— What is being asked —
From the listing below, extract each entry exactly as written, minus the images.

— Recorded data —
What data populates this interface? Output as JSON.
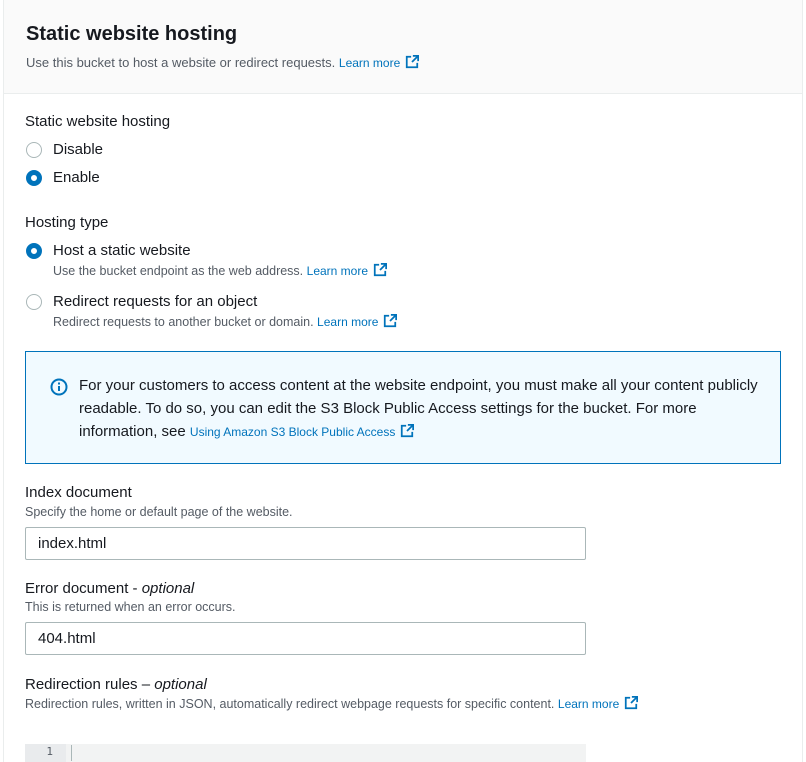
{
  "header": {
    "title": "Static website hosting",
    "description": "Use this bucket to host a website or redirect requests.",
    "learn_more": "Learn more"
  },
  "hosting": {
    "label": "Static website hosting",
    "options": [
      {
        "label": "Disable",
        "checked": false
      },
      {
        "label": "Enable",
        "checked": true
      }
    ]
  },
  "hosting_type": {
    "label": "Hosting type",
    "options": [
      {
        "label": "Host a static website",
        "description": "Use the bucket endpoint as the web address.",
        "learn_more": "Learn more",
        "checked": true
      },
      {
        "label": "Redirect requests for an object",
        "description": "Redirect requests to another bucket or domain.",
        "learn_more": "Learn more",
        "checked": false
      }
    ]
  },
  "info": {
    "text": "For your customers to access content at the website endpoint, you must make all your content publicly readable. To do so, you can edit the S3 Block Public Access settings for the bucket. For more information, see",
    "link": "Using Amazon S3 Block Public Access"
  },
  "index_document": {
    "label": "Index document",
    "description": "Specify the home or default page of the website.",
    "value": "index.html"
  },
  "error_document": {
    "label": "Error document - ",
    "optional": "optional",
    "description": "This is returned when an error occurs.",
    "value": "404.html"
  },
  "redirection_rules": {
    "label": "Redirection rules – ",
    "optional": "optional",
    "description": "Redirection rules, written in JSON, automatically redirect webpage requests for specific content.",
    "learn_more": "Learn more",
    "line_number": "1"
  },
  "colors": {
    "accent": "#0073bb",
    "info_bg": "#f1faff",
    "text": "#16191f",
    "muted": "#545b64"
  }
}
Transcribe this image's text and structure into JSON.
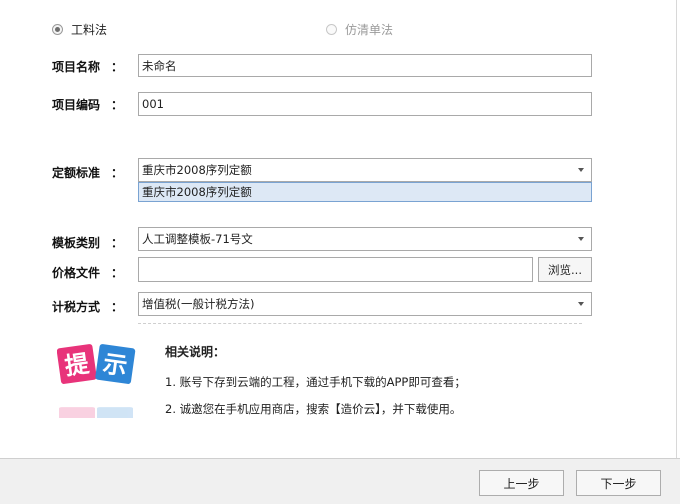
{
  "radios": [
    {
      "label": "工料法",
      "checked": true,
      "enabled": true
    },
    {
      "label": "仿清单法",
      "checked": false,
      "enabled": false
    }
  ],
  "fields": {
    "project_name": {
      "label": "项目名称",
      "colon": "：",
      "value": "未命名"
    },
    "project_code": {
      "label": "项目编码",
      "colon": "：",
      "value": "001"
    },
    "quota_standard": {
      "label": "定额标准",
      "colon": "：",
      "value": "重庆市2008序列定额",
      "dropdown_option": "重庆市2008序列定额"
    },
    "template_type": {
      "label": "模板类别",
      "colon": "：",
      "value": "人工调整模板-71号文"
    },
    "price_file": {
      "label": "价格文件",
      "colon": "：",
      "value": "",
      "browse_label": "浏览..."
    },
    "tax_method": {
      "label": "计税方式",
      "colon": "：",
      "value": "增值税(一般计税方法)"
    }
  },
  "tip": {
    "icon_text": "提示",
    "icon_colors": {
      "left": "#e8337a",
      "right": "#2e86d6"
    },
    "title": "相关说明：",
    "lines": [
      "1.  账号下存到云端的工程，通过手机下载的APP即可查看；",
      "2.  诚邀您在手机应用商店，搜索【造价云】，并下载使用。"
    ]
  },
  "footer": {
    "prev_label": "上一步",
    "next_label": "下一步"
  }
}
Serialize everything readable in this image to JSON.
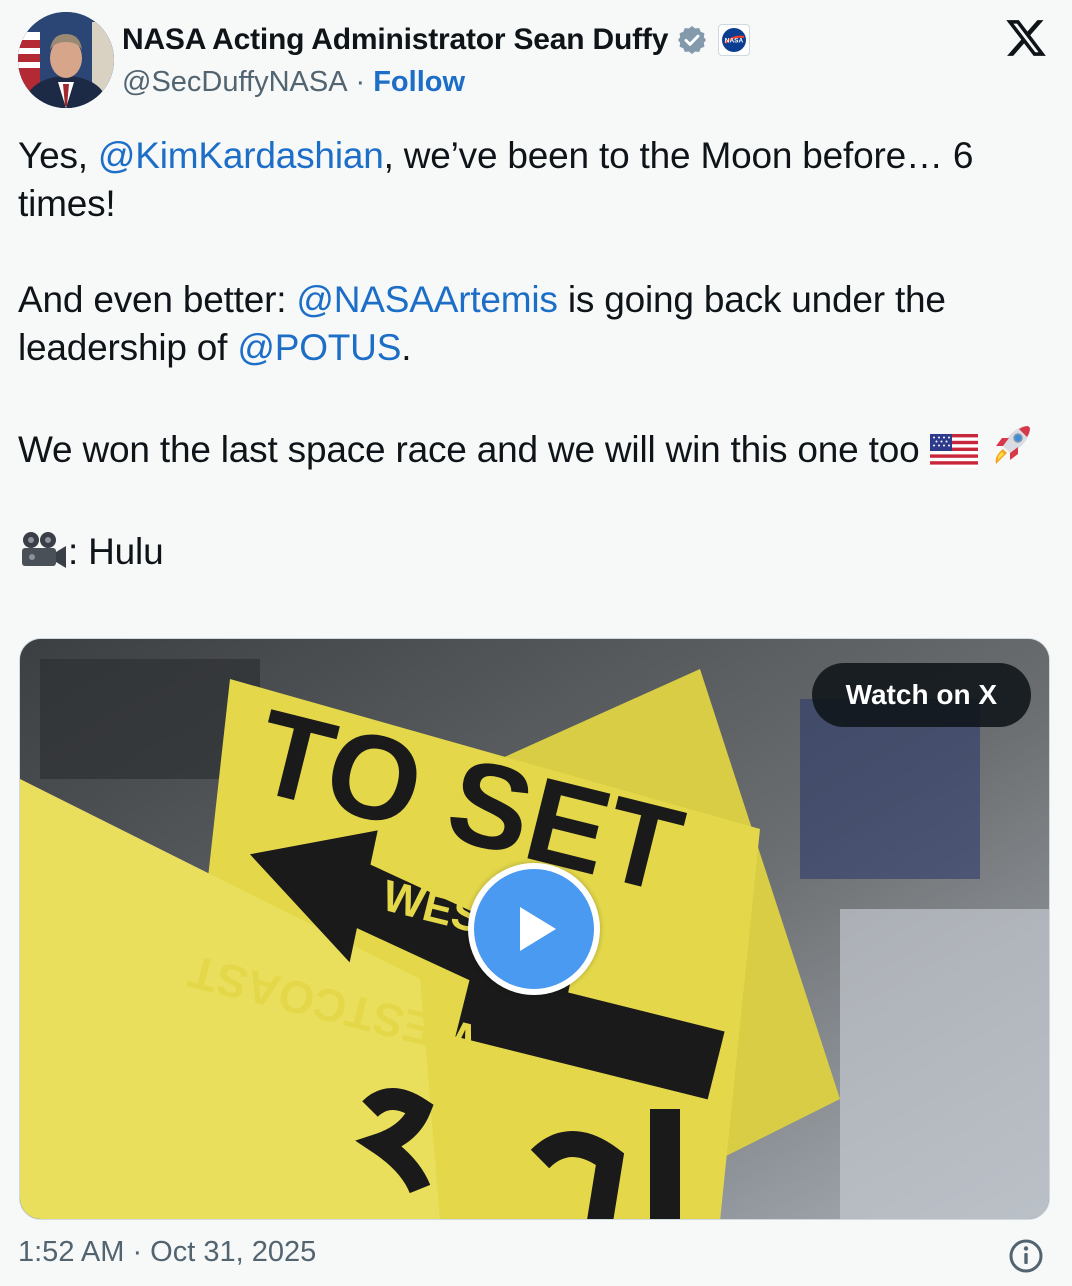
{
  "author": {
    "display_name": "NASA Acting Administrator Sean Duffy",
    "handle": "@SecDuffyNASA",
    "separator": "·",
    "follow_label": "Follow",
    "org_badge_text": "NASA"
  },
  "tweet": {
    "line1": {
      "pre": "Yes, ",
      "mention": "@KimKardashian",
      "post": ", we’ve been to the Moon before… 6 times!"
    },
    "line2": {
      "pre": "And even better: ",
      "mention1": "@NASAArtemis",
      "mid": " is going back under the leadership of ",
      "mention2": "@POTUS",
      "post": "."
    },
    "line3": {
      "text": "We won the last space race and we will win this one too"
    },
    "line4": {
      "text": ": Hulu"
    }
  },
  "media": {
    "watch_label": "Watch on X",
    "sign_words": [
      "TO SET",
      "WESTCOAST",
      "WESTCOAST"
    ]
  },
  "footer": {
    "timestamp": "1:52 AM · Oct 31, 2025"
  },
  "colors": {
    "link": "#1d6ec7",
    "secondary_text": "#536471",
    "background": "#f7f9f9",
    "play_button": "#4a9af1",
    "sign_yellow": "#e4d84a"
  }
}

— Solution below —
What data populates this interface? Output as JSON.
{
  "header": {
    "title": "Static website hosting",
    "description": "Use this bucket to host a website or redirect requests.",
    "learn_more": "Learn more"
  },
  "hosting": {
    "label": "Static website hosting",
    "options": [
      {
        "label": "Disable",
        "checked": false
      },
      {
        "label": "Enable",
        "checked": true
      }
    ]
  },
  "hosting_type": {
    "label": "Hosting type",
    "options": [
      {
        "label": "Host a static website",
        "description": "Use the bucket endpoint as the web address.",
        "learn_more": "Learn more",
        "checked": true
      },
      {
        "label": "Redirect requests for an object",
        "description": "Redirect requests to another bucket or domain.",
        "learn_more": "Learn more",
        "checked": false
      }
    ]
  },
  "info": {
    "text": "For your customers to access content at the website endpoint, you must make all your content publicly readable. To do so, you can edit the S3 Block Public Access settings for the bucket. For more information, see",
    "link": "Using Amazon S3 Block Public Access"
  },
  "index_document": {
    "label": "Index document",
    "description": "Specify the home or default page of the website.",
    "value": "index.html"
  },
  "error_document": {
    "label": "Error document - ",
    "optional": "optional",
    "description": "This is returned when an error occurs.",
    "value": "404.html"
  },
  "redirection_rules": {
    "label": "Redirection rules – ",
    "optional": "optional",
    "description": "Redirection rules, written in JSON, automatically redirect webpage requests for specific content.",
    "learn_more": "Learn more",
    "line_number": "1"
  },
  "colors": {
    "accent": "#0073bb",
    "info_bg": "#f1faff",
    "text": "#16191f",
    "muted": "#545b64"
  }
}
Transcribe this image's text and structure into JSON.
{
  "radios": [
    {
      "label": "工料法",
      "checked": true,
      "enabled": true
    },
    {
      "label": "仿清单法",
      "checked": false,
      "enabled": false
    }
  ],
  "fields": {
    "project_name": {
      "label": "项目名称",
      "colon": "：",
      "value": "未命名"
    },
    "project_code": {
      "label": "项目编码",
      "colon": "：",
      "value": "001"
    },
    "quota_standard": {
      "label": "定额标准",
      "colon": "：",
      "value": "重庆市2008序列定额",
      "dropdown_option": "重庆市2008序列定额"
    },
    "template_type": {
      "label": "模板类别",
      "colon": "：",
      "value": "人工调整模板-71号文"
    },
    "price_file": {
      "label": "价格文件",
      "colon": "：",
      "value": "",
      "browse_label": "浏览..."
    },
    "tax_method": {
      "label": "计税方式",
      "colon": "：",
      "value": "增值税(一般计税方法)"
    }
  },
  "tip": {
    "icon_text": "提示",
    "icon_colors": {
      "left": "#e8337a",
      "right": "#2e86d6"
    },
    "title": "相关说明：",
    "lines": [
      "1.  账号下存到云端的工程，通过手机下载的APP即可查看；",
      "2.  诚邀您在手机应用商店，搜索【造价云】，并下载使用。"
    ]
  },
  "footer": {
    "prev_label": "上一步",
    "next_label": "下一步"
  }
}
Serialize everything readable in this image to JSON.
{
  "author": {
    "display_name": "NASA Acting Administrator Sean Duffy",
    "handle": "@SecDuffyNASA",
    "separator": "·",
    "follow_label": "Follow",
    "org_badge_text": "NASA"
  },
  "tweet": {
    "line1": {
      "pre": "Yes, ",
      "mention": "@KimKardashian",
      "post": ", we’ve been to the Moon before… 6 times!"
    },
    "line2": {
      "pre": "And even better: ",
      "mention1": "@NASAArtemis",
      "mid": " is going back under the leadership of ",
      "mention2": "@POTUS",
      "post": "."
    },
    "line3": {
      "text": "We won the last space race and we will win this one too"
    },
    "line4": {
      "text": ": Hulu"
    }
  },
  "media": {
    "watch_label": "Watch on X",
    "sign_words": [
      "TO SET",
      "WESTCOAST",
      "WESTCOAST"
    ]
  },
  "footer": {
    "timestamp": "1:52 AM · Oct 31, 2025"
  },
  "colors": {
    "link": "#1d6ec7",
    "secondary_text": "#536471",
    "background": "#f7f9f9",
    "play_button": "#4a9af1",
    "sign_yellow": "#e4d84a"
  }
}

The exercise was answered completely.